_Records provided_:
* begin *

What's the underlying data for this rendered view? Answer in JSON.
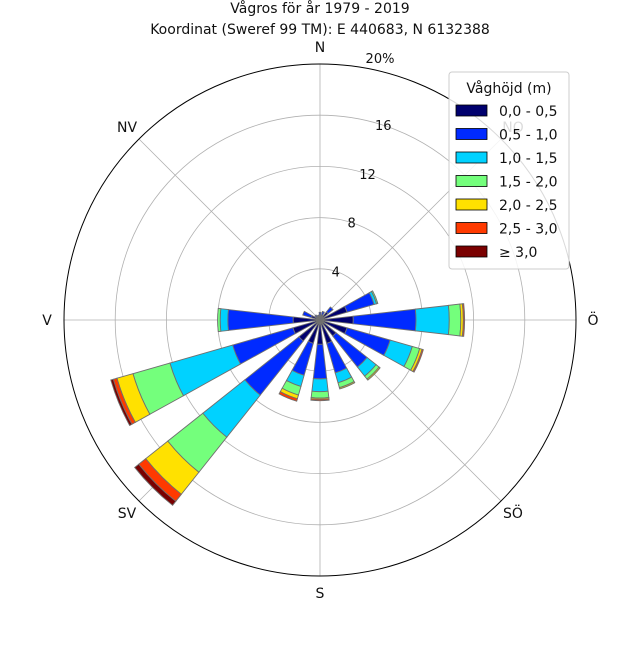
{
  "chart_data": {
    "type": "windrose",
    "title": "Vågros för år 1979 - 2019",
    "subtitle": "Koordinat (Sweref 99 TM): E 440683, N 6132388",
    "directions": [
      {
        "label": "N",
        "angle_deg": 0
      },
      {
        "label": "NO",
        "angle_deg": 45
      },
      {
        "label": "Ö",
        "angle_deg": 90
      },
      {
        "label": "SÖ",
        "angle_deg": 135
      },
      {
        "label": "S",
        "angle_deg": 180
      },
      {
        "label": "SV",
        "angle_deg": 225
      },
      {
        "label": "V",
        "angle_deg": 270
      },
      {
        "label": "NV",
        "angle_deg": 315
      }
    ],
    "radial_ticks": [
      4,
      8,
      12,
      16
    ],
    "radial_max_label": "20%",
    "rmax": 20,
    "legend": {
      "title": "Våghöjd (m)",
      "placement": "top-right",
      "entries": [
        "0,0 - 0,5",
        "0,5 - 1,0",
        "1,0 - 1,5",
        "1,5 - 2,0",
        "2,0 - 2,5",
        "2,5 - 3,0",
        "≥ 3,0"
      ]
    },
    "colors": [
      "#00006e",
      "#002aff",
      "#00d2ff",
      "#74ff7c",
      "#ffe100",
      "#ff3a00",
      "#7a0000"
    ],
    "sector_width_deg": 13,
    "sectors": [
      {
        "dir_deg": 0,
        "cumulative": [
          0.3,
          0.6
        ]
      },
      {
        "dir_deg": 22.5,
        "cumulative": [
          0.4,
          0.7
        ]
      },
      {
        "dir_deg": 45,
        "cumulative": [
          0.8,
          1.3
        ]
      },
      {
        "dir_deg": 67.5,
        "cumulative": [
          2.2,
          4.4,
          4.6,
          4.7
        ]
      },
      {
        "dir_deg": 90,
        "cumulative": [
          2.6,
          7.5,
          10.1,
          11.0,
          11.2,
          11.3
        ]
      },
      {
        "dir_deg": 112.5,
        "cumulative": [
          2.2,
          5.7,
          7.5,
          8.1,
          8.3,
          8.4
        ]
      },
      {
        "dir_deg": 135,
        "cumulative": [
          1.6,
          4.7,
          5.6,
          5.9,
          6.0
        ]
      },
      {
        "dir_deg": 157.5,
        "cumulative": [
          1.9,
          4.3,
          5.1,
          5.5,
          5.6
        ]
      },
      {
        "dir_deg": 180,
        "cumulative": [
          1.9,
          4.6,
          5.6,
          6.1,
          6.2,
          6.3
        ]
      },
      {
        "dir_deg": 202.5,
        "cumulative": [
          1.9,
          4.5,
          5.4,
          6.1,
          6.4,
          6.6
        ]
      },
      {
        "dir_deg": 225,
        "cumulative": [
          2.1,
          7.5,
          11.7,
          15.2,
          17.4,
          18.1,
          18.5
        ]
      },
      {
        "dir_deg": 247.5,
        "cumulative": [
          2.2,
          7.1,
          12.2,
          15.2,
          16.5,
          16.8,
          17.0
        ]
      },
      {
        "dir_deg": 270,
        "cumulative": [
          2.1,
          7.2,
          7.8,
          8.0
        ]
      },
      {
        "dir_deg": 292.5,
        "cumulative": [
          0.7,
          1.4
        ]
      },
      {
        "dir_deg": 315,
        "cumulative": [
          0.3,
          0.5
        ]
      },
      {
        "dir_deg": 337.5,
        "cumulative": [
          0.3,
          0.4
        ]
      }
    ]
  }
}
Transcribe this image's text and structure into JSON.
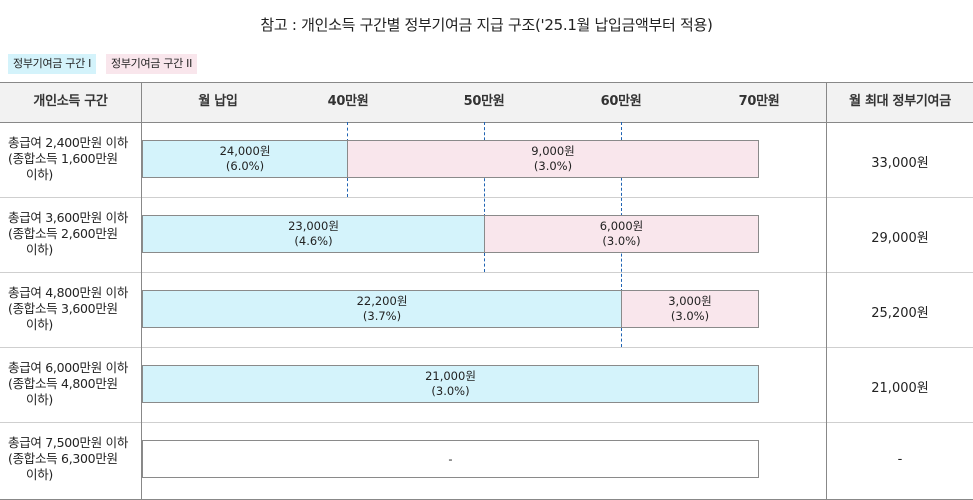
{
  "title": "참고 : 개인소득 구간별 정부기여금 지급 구조('25.1월 납입금액부터 적용)",
  "legend": {
    "tier1": "정부기여금 구간 I",
    "tier2": "정부기여금 구간 II"
  },
  "header": {
    "income": "개인소득 구간",
    "monthly": "월 납입",
    "t40": "40만원",
    "t50": "50만원",
    "t60": "60만원",
    "t70": "70만원",
    "max": "월 최대 정부기여금"
  },
  "rows": [
    {
      "line1": "총급여 2,400만원 이하",
      "line2": "(종합소득 1,600만원",
      "line3": "이하)",
      "seg1_amount": "24,000원",
      "seg1_rate": "(6.0%)",
      "seg2_amount": "9,000원",
      "seg2_rate": "(3.0%)",
      "max": "33,000원"
    },
    {
      "line1": "총급여 3,600만원 이하",
      "line2": "(종합소득 2,600만원",
      "line3": "이하)",
      "seg1_amount": "23,000원",
      "seg1_rate": "(4.6%)",
      "seg2_amount": "6,000원",
      "seg2_rate": "(3.0%)",
      "max": "29,000원"
    },
    {
      "line1": "총급여 4,800만원 이하",
      "line2": "(종합소득 3,600만원",
      "line3": "이하)",
      "seg1_amount": "22,200원",
      "seg1_rate": "(3.7%)",
      "seg2_amount": "3,000원",
      "seg2_rate": "(3.0%)",
      "max": "25,200원"
    },
    {
      "line1": "총급여 6,000만원 이하",
      "line2": "(종합소득 4,800만원",
      "line3": "이하)",
      "seg1_amount": "21,000원",
      "seg1_rate": "(3.0%)",
      "max": "21,000원"
    },
    {
      "line1": "총급여 7,500만원 이하",
      "line2": "(종합소득 6,300만원",
      "line3": "이하)",
      "seg1_amount": "-",
      "max": "-"
    }
  ],
  "colors": {
    "tier1": "#d4f3fb",
    "tier2": "#f9e6ec",
    "divider": "#1f63b3"
  }
}
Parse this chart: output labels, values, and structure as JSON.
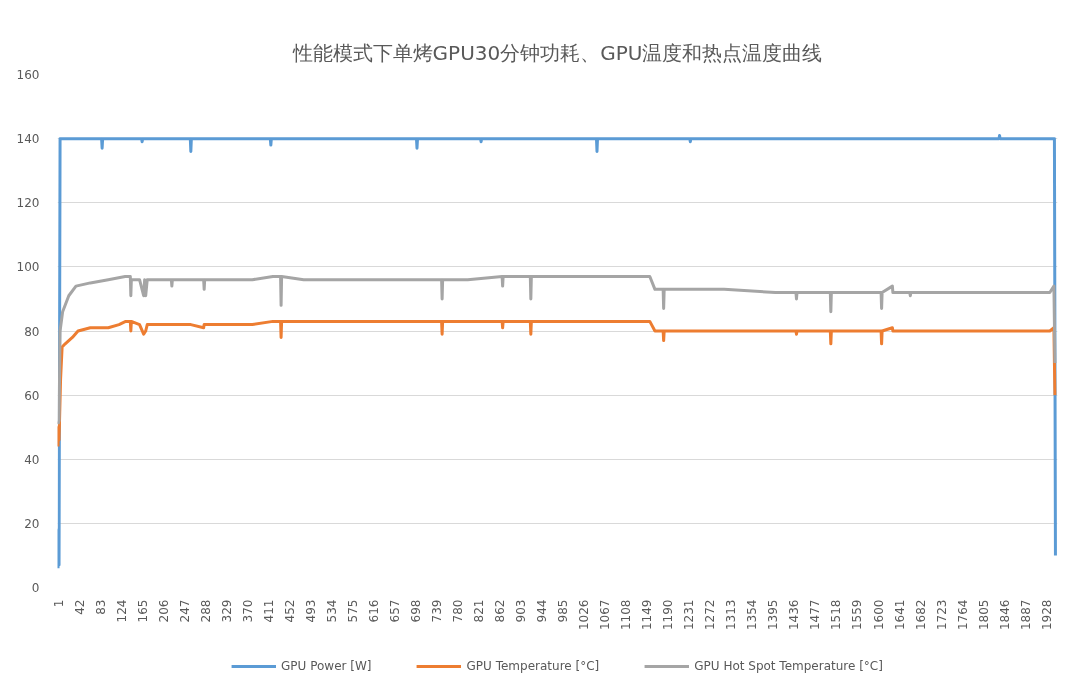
{
  "chart_data": {
    "type": "line",
    "title": "性能模式下单烤GPU30分钟功耗、GPU温度和热点温度曲线",
    "xlim": [
      0,
      1950
    ],
    "xticks": [
      1,
      42,
      83,
      124,
      165,
      206,
      247,
      288,
      329,
      370,
      411,
      452,
      493,
      534,
      575,
      616,
      657,
      698,
      739,
      780,
      821,
      862,
      903,
      944,
      985,
      1026,
      1067,
      1108,
      1149,
      1190,
      1231,
      1272,
      1313,
      1354,
      1395,
      1436,
      1477,
      1518,
      1559,
      1600,
      1641,
      1682,
      1723,
      1764,
      1805,
      1846,
      1887,
      1928
    ],
    "ylim": [
      0,
      160
    ],
    "yticks": [
      0,
      20,
      40,
      60,
      80,
      100,
      120,
      140,
      160
    ],
    "grid": "y",
    "legend": "bottom",
    "series": [
      {
        "name": "GPU Power [W]",
        "color": "#5b9bd5",
        "x": [
          1,
          2,
          3,
          5,
          20,
          60,
          86,
          87,
          88,
          130,
          164,
          165,
          166,
          220,
          259,
          260,
          261,
          330,
          415,
          416,
          417,
          500,
          600,
          700,
          701,
          702,
          780,
          825,
          826,
          827,
          900,
          1000,
          1051,
          1052,
          1053,
          1120,
          1233,
          1234,
          1235,
          1300,
          1400,
          1500,
          1600,
          1700,
          1800,
          1836,
          1837,
          1838,
          1900,
          1944,
          1946
        ],
        "values": [
          6,
          18,
          7,
          140,
          140,
          140,
          140,
          137,
          140,
          140,
          140,
          139,
          140,
          140,
          140,
          136,
          140,
          140,
          140,
          138,
          140,
          140,
          140,
          140,
          137,
          140,
          140,
          140,
          139,
          140,
          140,
          140,
          140,
          136,
          140,
          140,
          140,
          139,
          140,
          140,
          140,
          140,
          140,
          140,
          140,
          140,
          141,
          140,
          140,
          140,
          10
        ]
      },
      {
        "name": "GPU Temperature [°C]",
        "color": "#ed7d31",
        "x": [
          1,
          2,
          3,
          6,
          9,
          15,
          29,
          40,
          64,
          99,
          120,
          133,
          142,
          143,
          144,
          160,
          168,
          172,
          175,
          200,
          223,
          260,
          285,
          286,
          330,
          380,
          420,
          435,
          436,
          437,
          480,
          560,
          650,
          749,
          750,
          751,
          800,
          867,
          868,
          869,
          922,
          923,
          924,
          1000,
          1100,
          1155,
          1165,
          1181,
          1182,
          1183,
          1230,
          1300,
          1400,
          1440,
          1441,
          1442,
          1507,
          1508,
          1509,
          1560,
          1606,
          1607,
          1608,
          1628,
          1629,
          1700,
          1800,
          1900,
          1935,
          1943,
          1944,
          1945
        ],
        "values": [
          44,
          50,
          46,
          65,
          75,
          76,
          78,
          80,
          81,
          81,
          82,
          83,
          83,
          80,
          83,
          82,
          79,
          80,
          82,
          82,
          82,
          82,
          81,
          82,
          82,
          82,
          83,
          83,
          78,
          83,
          83,
          83,
          83,
          83,
          79,
          83,
          83,
          83,
          81,
          83,
          83,
          79,
          83,
          83,
          83,
          83,
          80,
          80,
          77,
          80,
          80,
          80,
          80,
          80,
          79,
          80,
          80,
          76,
          80,
          80,
          80,
          76,
          80,
          81,
          80,
          80,
          80,
          80,
          80,
          81,
          70,
          60
        ]
      },
      {
        "name": "GPU Hot Spot Temperature [°C]",
        "color": "#a5a5a5",
        "x": [
          1,
          3,
          5,
          10,
          22,
          36,
          64,
          99,
          132,
          142,
          143,
          144,
          160,
          168,
          170,
          172,
          175,
          200,
          222,
          223,
          224,
          285,
          286,
          287,
          330,
          380,
          420,
          435,
          436,
          437,
          480,
          560,
          650,
          749,
          750,
          751,
          800,
          867,
          868,
          869,
          922,
          923,
          924,
          1000,
          1100,
          1155,
          1165,
          1181,
          1182,
          1183,
          1230,
          1300,
          1400,
          1440,
          1441,
          1442,
          1507,
          1508,
          1509,
          1560,
          1606,
          1607,
          1608,
          1628,
          1629,
          1662,
          1663,
          1664,
          1700,
          1800,
          1900,
          1935,
          1943,
          1945
        ],
        "values": [
          51,
          52,
          80,
          86,
          91,
          94,
          95,
          96,
          97,
          97,
          91,
          96,
          96,
          91,
          96,
          91,
          96,
          96,
          96,
          94,
          96,
          96,
          93,
          96,
          96,
          96,
          97,
          97,
          88,
          97,
          96,
          96,
          96,
          96,
          90,
          96,
          96,
          97,
          94,
          97,
          97,
          90,
          97,
          97,
          97,
          97,
          93,
          93,
          87,
          93,
          93,
          93,
          92,
          92,
          90,
          92,
          92,
          86,
          92,
          92,
          92,
          87,
          92,
          94,
          92,
          92,
          91,
          92,
          92,
          92,
          92,
          92,
          94,
          70
        ]
      }
    ]
  }
}
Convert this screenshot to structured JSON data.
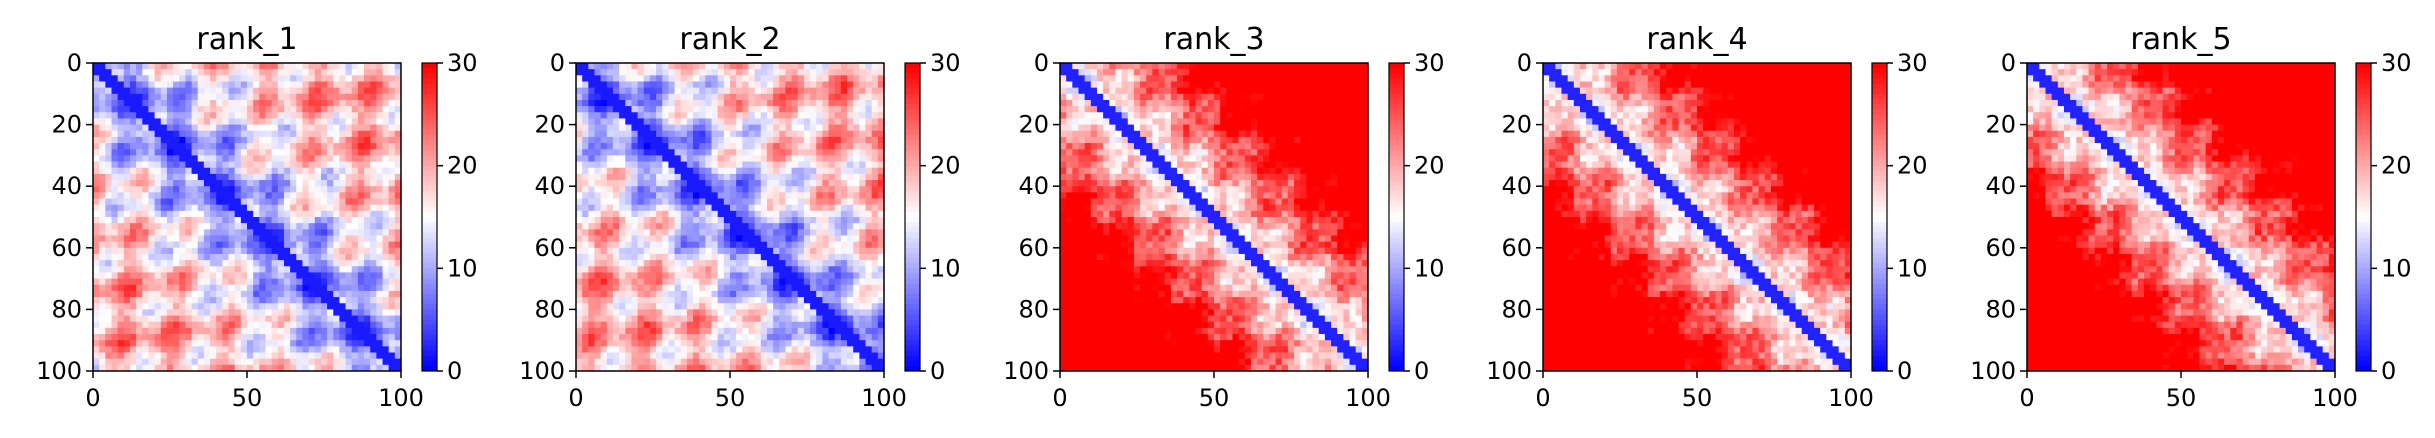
{
  "chart_data": [
    {
      "type": "heatmap",
      "title": "rank_1",
      "xlabel": "",
      "ylabel": "",
      "xlim": [
        0,
        100
      ],
      "ylim": [
        100,
        0
      ],
      "x_ticks": [
        "0",
        "50",
        "100"
      ],
      "y_ticks": [
        "0",
        "20",
        "40",
        "60",
        "80",
        "100"
      ],
      "colorbar": {
        "range": [
          0,
          30
        ],
        "ticks": [
          "0",
          "10",
          "20",
          "30"
        ],
        "colormap": "bwr",
        "low_color": "#0000ff",
        "mid_color": "#ffffff",
        "high_color": "#ff0000"
      }
    },
    {
      "type": "heatmap",
      "title": "rank_2",
      "xlabel": "",
      "ylabel": "",
      "xlim": [
        0,
        100
      ],
      "ylim": [
        100,
        0
      ],
      "x_ticks": [
        "0",
        "50",
        "100"
      ],
      "y_ticks": [
        "0",
        "20",
        "40",
        "60",
        "80",
        "100"
      ],
      "colorbar": {
        "range": [
          0,
          30
        ],
        "ticks": [
          "0",
          "10",
          "20",
          "30"
        ],
        "colormap": "bwr",
        "low_color": "#0000ff",
        "mid_color": "#ffffff",
        "high_color": "#ff0000"
      }
    },
    {
      "type": "heatmap",
      "title": "rank_3",
      "xlabel": "",
      "ylabel": "",
      "xlim": [
        0,
        100
      ],
      "ylim": [
        100,
        0
      ],
      "x_ticks": [
        "0",
        "50",
        "100"
      ],
      "y_ticks": [
        "0",
        "20",
        "40",
        "60",
        "80",
        "100"
      ],
      "colorbar": {
        "range": [
          0,
          30
        ],
        "ticks": [
          "0",
          "10",
          "20",
          "30"
        ],
        "colormap": "bwr",
        "low_color": "#0000ff",
        "mid_color": "#ffffff",
        "high_color": "#ff0000"
      }
    },
    {
      "type": "heatmap",
      "title": "rank_4",
      "xlabel": "",
      "ylabel": "",
      "xlim": [
        0,
        100
      ],
      "ylim": [
        100,
        0
      ],
      "x_ticks": [
        "0",
        "50",
        "100"
      ],
      "y_ticks": [
        "0",
        "20",
        "40",
        "60",
        "80",
        "100"
      ],
      "colorbar": {
        "range": [
          0,
          30
        ],
        "ticks": [
          "0",
          "10",
          "20",
          "30"
        ],
        "colormap": "bwr",
        "low_color": "#0000ff",
        "mid_color": "#ffffff",
        "high_color": "#ff0000"
      }
    },
    {
      "type": "heatmap",
      "title": "rank_5",
      "xlabel": "",
      "ylabel": "",
      "xlim": [
        0,
        100
      ],
      "ylim": [
        100,
        0
      ],
      "x_ticks": [
        "0",
        "50",
        "100"
      ],
      "y_ticks": [
        "0",
        "20",
        "40",
        "60",
        "80",
        "100"
      ],
      "colorbar": {
        "range": [
          0,
          30
        ],
        "ticks": [
          "0",
          "10",
          "20",
          "30"
        ],
        "colormap": "bwr",
        "low_color": "#0000ff",
        "mid_color": "#ffffff",
        "high_color": "#ff0000"
      }
    }
  ]
}
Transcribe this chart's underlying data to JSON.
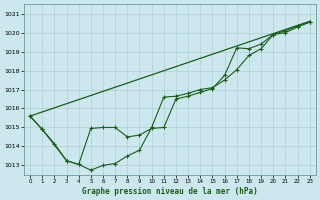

* end *

_Stated goal_: Copy out every line where the word "Transcribe" occurs.

_Problem solution_:
Transcribe this image's text and structure into JSON.
Transcribe this chart's underlying data to JSON.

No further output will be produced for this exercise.